• Instruction
Output the material word for word. Leave each picture out.

··· Input records ···

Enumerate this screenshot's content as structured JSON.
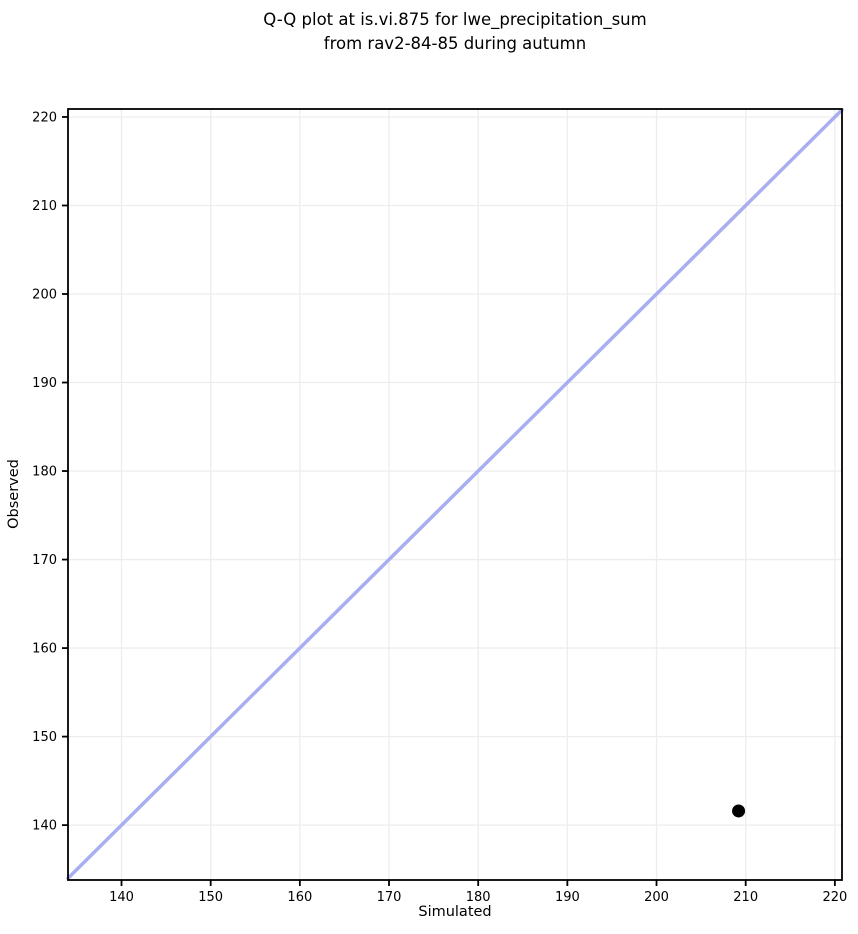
{
  "chart_data": {
    "type": "scatter",
    "title": "Q-Q plot at is.vi.875 for lwe_precipitation_sum\nfrom rav2-84-85 during autumn",
    "title_lines": [
      "Q-Q plot at is.vi.875 for lwe_precipitation_sum",
      "from rav2-84-85 during autumn"
    ],
    "xlabel": "Simulated",
    "ylabel": "Observed",
    "xlim": [
      134.0,
      220.8
    ],
    "ylim": [
      133.8,
      220.9
    ],
    "xticks": [
      140,
      150,
      160,
      170,
      180,
      190,
      200,
      210,
      220
    ],
    "yticks": [
      140,
      150,
      160,
      170,
      180,
      190,
      200,
      210,
      220
    ],
    "grid": true,
    "legend": "none",
    "points": [
      {
        "x": 209.2,
        "y": 141.6
      }
    ],
    "identity_line": {
      "x1": 134.0,
      "y1": 134.0,
      "x2": 220.8,
      "y2": 220.8
    },
    "colors": {
      "point": "#000000",
      "identity_line": "#a8aef0",
      "grid": "#ededed",
      "spine": "#000000",
      "tick": "#000000",
      "text": "#000000",
      "background": "#ffffff"
    },
    "style": {
      "line_width": 3.5,
      "point_radius": 6.5,
      "grid_width": 1.3,
      "spine_width": 1.8,
      "tick_length": 6,
      "tick_label_size": 13
    }
  }
}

···

• Exercise solution
Enumerate this screenshot's content as structured JSON.
{
  "chart_data": {
    "type": "scatter",
    "title": "Q-Q plot at is.vi.875 for lwe_precipitation_sum\nfrom rav2-84-85 during autumn",
    "title_lines": [
      "Q-Q plot at is.vi.875 for lwe_precipitation_sum",
      "from rav2-84-85 during autumn"
    ],
    "xlabel": "Simulated",
    "ylabel": "Observed",
    "xlim": [
      134.0,
      220.8
    ],
    "ylim": [
      133.8,
      220.9
    ],
    "xticks": [
      140,
      150,
      160,
      170,
      180,
      190,
      200,
      210,
      220
    ],
    "yticks": [
      140,
      150,
      160,
      170,
      180,
      190,
      200,
      210,
      220
    ],
    "grid": true,
    "legend": "none",
    "points": [
      {
        "x": 209.2,
        "y": 141.6
      }
    ],
    "identity_line": {
      "x1": 134.0,
      "y1": 134.0,
      "x2": 220.8,
      "y2": 220.8
    },
    "colors": {
      "point": "#000000",
      "identity_line": "#a8aef0",
      "grid": "#ededed",
      "spine": "#000000",
      "tick": "#000000",
      "text": "#000000",
      "background": "#ffffff"
    },
    "style": {
      "line_width": 3.5,
      "point_radius": 6.5,
      "grid_width": 1.3,
      "spine_width": 1.8,
      "tick_length": 6,
      "tick_label_size": 13
    }
  }
}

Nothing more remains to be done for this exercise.